**TASK DESCRIPTION**
Retype everything in the listing, leaving each line exactly as it is.

--------

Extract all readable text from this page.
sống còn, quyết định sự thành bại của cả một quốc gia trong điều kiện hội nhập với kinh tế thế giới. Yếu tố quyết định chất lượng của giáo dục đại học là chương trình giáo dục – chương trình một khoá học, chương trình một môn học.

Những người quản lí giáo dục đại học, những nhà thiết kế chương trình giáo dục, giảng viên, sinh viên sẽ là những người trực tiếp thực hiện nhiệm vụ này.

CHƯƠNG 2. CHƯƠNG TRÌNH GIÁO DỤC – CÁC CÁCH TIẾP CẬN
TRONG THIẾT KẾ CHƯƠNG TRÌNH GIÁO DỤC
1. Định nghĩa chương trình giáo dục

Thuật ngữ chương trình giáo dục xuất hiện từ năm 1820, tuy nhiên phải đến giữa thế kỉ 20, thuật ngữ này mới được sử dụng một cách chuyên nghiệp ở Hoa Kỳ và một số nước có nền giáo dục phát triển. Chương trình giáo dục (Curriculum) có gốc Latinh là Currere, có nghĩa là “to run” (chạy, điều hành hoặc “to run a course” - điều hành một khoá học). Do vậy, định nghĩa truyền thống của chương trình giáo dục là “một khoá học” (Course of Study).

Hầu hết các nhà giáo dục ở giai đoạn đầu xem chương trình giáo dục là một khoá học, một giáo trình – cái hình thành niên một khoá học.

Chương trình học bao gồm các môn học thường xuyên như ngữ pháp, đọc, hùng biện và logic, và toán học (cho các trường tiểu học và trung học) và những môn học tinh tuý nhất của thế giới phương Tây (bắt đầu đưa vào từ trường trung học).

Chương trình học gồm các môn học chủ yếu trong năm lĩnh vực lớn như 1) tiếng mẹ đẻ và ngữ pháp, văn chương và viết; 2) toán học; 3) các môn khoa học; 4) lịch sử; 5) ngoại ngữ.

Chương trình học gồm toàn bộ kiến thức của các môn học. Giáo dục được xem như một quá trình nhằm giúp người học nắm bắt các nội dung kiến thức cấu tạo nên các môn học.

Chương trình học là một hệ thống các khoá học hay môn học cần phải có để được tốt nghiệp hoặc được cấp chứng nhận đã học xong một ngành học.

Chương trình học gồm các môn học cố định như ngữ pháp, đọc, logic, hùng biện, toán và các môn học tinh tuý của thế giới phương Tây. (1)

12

--------

**TASK OUTPUT**
Extract all readable text from this page.
sống còn, quyết định sự thành bại của cả một quốc gia trong điều kiện hội nhập với kinh tế thế giới. Yếu tố quyết định chất lượng của giáo dục đại học là chương trình giáo dục – chương trình một khoá học, chương trình một môn học.

Những người quản lí giáo dục đại học, những nhà thiết kế chương trình giáo dục, giảng viên, sinh viên sẽ là những người trực tiếp thực hiện nhiệm vụ này.

CHƯƠNG 2. CHƯƠNG TRÌNH GIÁO DỤC – CÁC CÁCH TIẾP CẬN
TRONG THIẾT KẾ CHƯƠNG TRÌNH GIÁO DỤC
1. Định nghĩa chương trình giáo dục

Thuật ngữ chương trình giáo dục xuất hiện từ năm 1820, tuy nhiên phải đến giữa thế kỉ 20, thuật ngữ này mới được sử dụng một cách chuyên nghiệp ở Hoa Kỳ và một số nước có nền giáo dục phát triển. Chương trình giáo dục (Curriculum) có gốc Latinh là Currere, có nghĩa là “to run” (chạy, điều hành hoặc “to run a course” - điều hành một khoá học). Do vậy, định nghĩa truyền thống của chương trình giáo dục là “một khoá học” (Course of Study).

Hầu hết các nhà giáo dục ở giai đoạn đầu xem chương trình giáo dục là một khoá học, một giáo trình – cái hình thành niên một khoá học.

Chương trình học bao gồm các môn học thường xuyên như ngữ pháp, đọc, hùng biện và logic, và toán học (cho các trường tiểu học và trung học) và những môn học tinh tuý nhất của thế giới phương Tây (bắt đầu đưa vào từ trường trung học).

Chương trình học gồm các môn học chủ yếu trong năm lĩnh vực lớn như 1) tiếng mẹ đẻ và ngữ pháp, văn chương và viết; 2) toán học; 3) các môn khoa học; 4) lịch sử; 5) ngoại ngữ.

Chương trình học gồm toàn bộ kiến thức của các môn học. Giáo dục được xem như một quá trình nhằm giúp người học nắm bắt các nội dung kiến thức cấu tạo nên các môn học.

Chương trình học là một hệ thống các khoá học hay môn học cần phải có để được tốt nghiệp hoặc được cấp chứng nhận đã học xong một ngành học.

Chương trình học gồm các môn học cố định như ngữ pháp, đọc, logic, hùng biện, toán và các môn học tinh tuý của thế giới phương Tây. (1)

12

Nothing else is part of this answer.